** start ENTRIES SUPPLIED **

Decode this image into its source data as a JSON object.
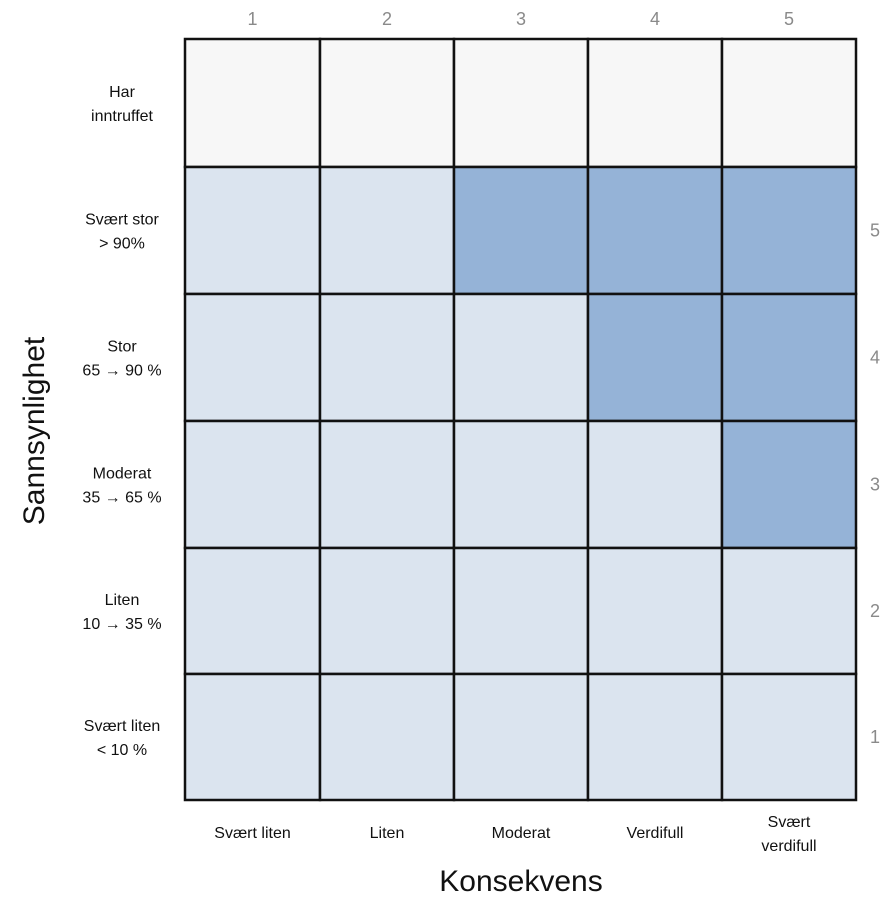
{
  "colors": {
    "empty": "#f7f7f7",
    "low": "#dbe4ef",
    "high": "#95b3d7",
    "grid": "#111111",
    "number": "#8a8a8a"
  },
  "x_axis": {
    "title": "Konsekvens",
    "numbers": [
      "1",
      "2",
      "3",
      "4",
      "5"
    ],
    "labels": [
      [
        "Svært liten"
      ],
      [
        "Liten"
      ],
      [
        "Moderat"
      ],
      [
        "Verdifull"
      ],
      [
        "Svært",
        "verdifull"
      ]
    ]
  },
  "y_axis": {
    "title": "Sannsynlighet",
    "rows": [
      {
        "label": [
          "Har",
          "inntruffet"
        ],
        "number": ""
      },
      {
        "label": [
          "Svært stor",
          "> 90%"
        ],
        "number": "5"
      },
      {
        "label": [
          "Stor",
          "65 → 90 %"
        ],
        "number": "4"
      },
      {
        "label": [
          "Moderat",
          "35 → 65 %"
        ],
        "number": "3"
      },
      {
        "label": [
          "Liten",
          "10 → 35 %"
        ],
        "number": "2"
      },
      {
        "label": [
          "Svært liten",
          "< 10 %"
        ],
        "number": "1"
      }
    ]
  },
  "cells": [
    [
      "empty",
      "empty",
      "empty",
      "empty",
      "empty"
    ],
    [
      "low",
      "low",
      "high",
      "high",
      "high"
    ],
    [
      "low",
      "low",
      "low",
      "high",
      "high"
    ],
    [
      "low",
      "low",
      "low",
      "low",
      "high"
    ],
    [
      "low",
      "low",
      "low",
      "low",
      "low"
    ],
    [
      "low",
      "low",
      "low",
      "low",
      "low"
    ]
  ]
}
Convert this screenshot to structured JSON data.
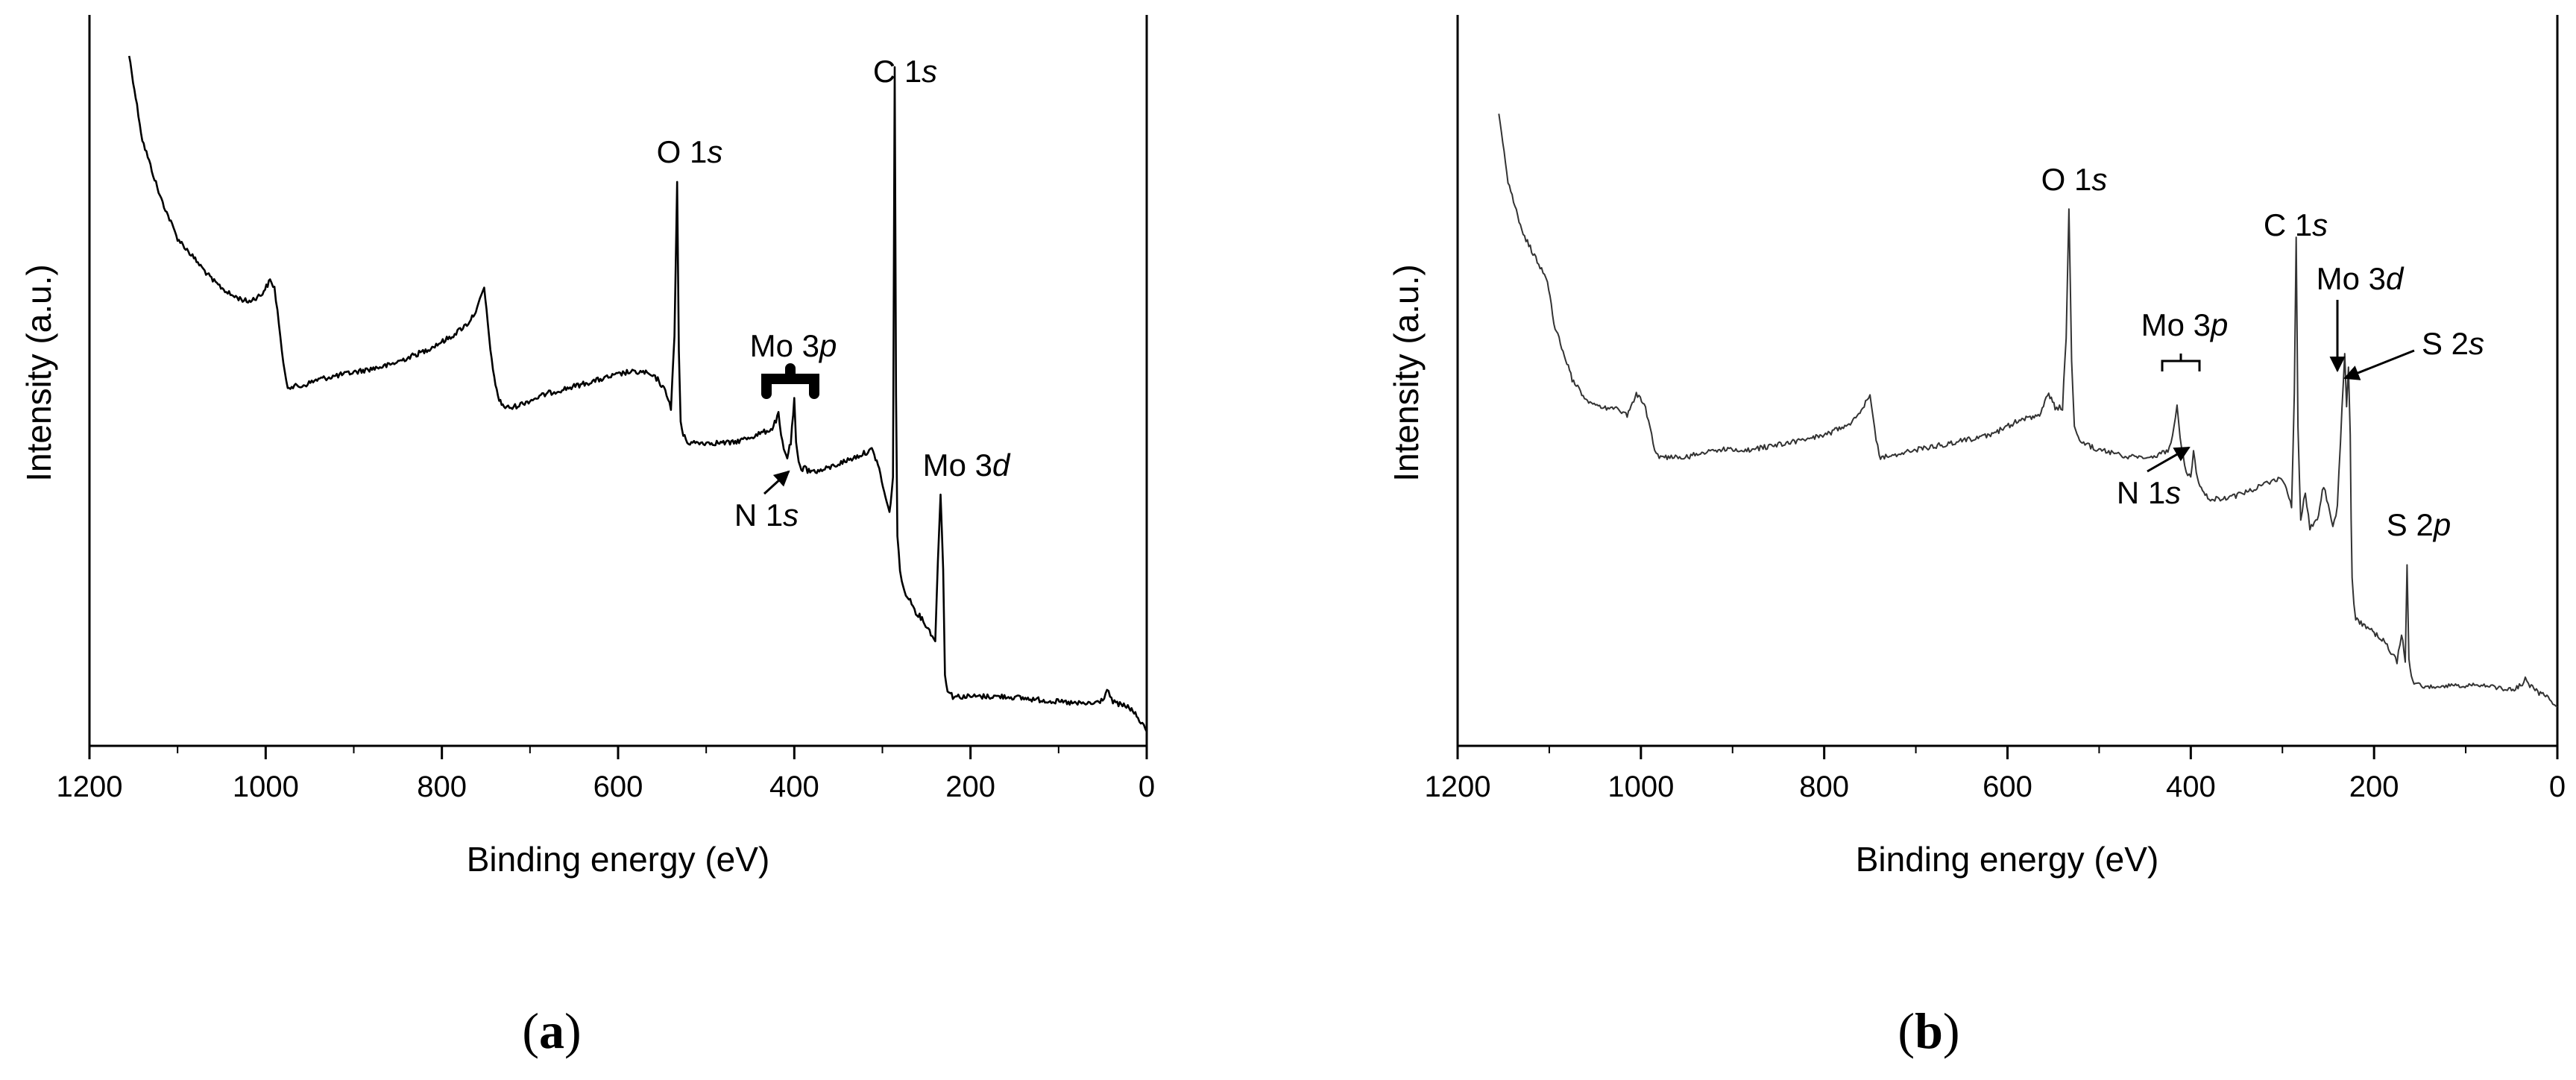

** end ENTRIES SUPPLIED **

Reproduce every line above as written, skipping pictures.

Decode this image into its source data as a JSON object.
{
  "colors": {
    "empty": "#f7f7f7",
    "low": "#dbe4ef",
    "high": "#95b3d7",
    "grid": "#111111",
    "number": "#8a8a8a"
  },
  "x_axis": {
    "title": "Konsekvens",
    "numbers": [
      "1",
      "2",
      "3",
      "4",
      "5"
    ],
    "labels": [
      [
        "Svært liten"
      ],
      [
        "Liten"
      ],
      [
        "Moderat"
      ],
      [
        "Verdifull"
      ],
      [
        "Svært",
        "verdifull"
      ]
    ]
  },
  "y_axis": {
    "title": "Sannsynlighet",
    "rows": [
      {
        "label": [
          "Har",
          "inntruffet"
        ],
        "number": ""
      },
      {
        "label": [
          "Svært stor",
          "> 90%"
        ],
        "number": "5"
      },
      {
        "label": [
          "Stor",
          "65 → 90 %"
        ],
        "number": "4"
      },
      {
        "label": [
          "Moderat",
          "35 → 65 %"
        ],
        "number": "3"
      },
      {
        "label": [
          "Liten",
          "10 → 35 %"
        ],
        "number": "2"
      },
      {
        "label": [
          "Svært liten",
          "< 10 %"
        ],
        "number": "1"
      }
    ]
  },
  "cells": [
    [
      "empty",
      "empty",
      "empty",
      "empty",
      "empty"
    ],
    [
      "low",
      "low",
      "high",
      "high",
      "high"
    ],
    [
      "low",
      "low",
      "low",
      "high",
      "high"
    ],
    [
      "low",
      "low",
      "low",
      "low",
      "high"
    ],
    [
      "low",
      "low",
      "low",
      "low",
      "low"
    ],
    [
      "low",
      "low",
      "low",
      "low",
      "low"
    ]
  ]
}
Convert this screenshot to structured JSON data.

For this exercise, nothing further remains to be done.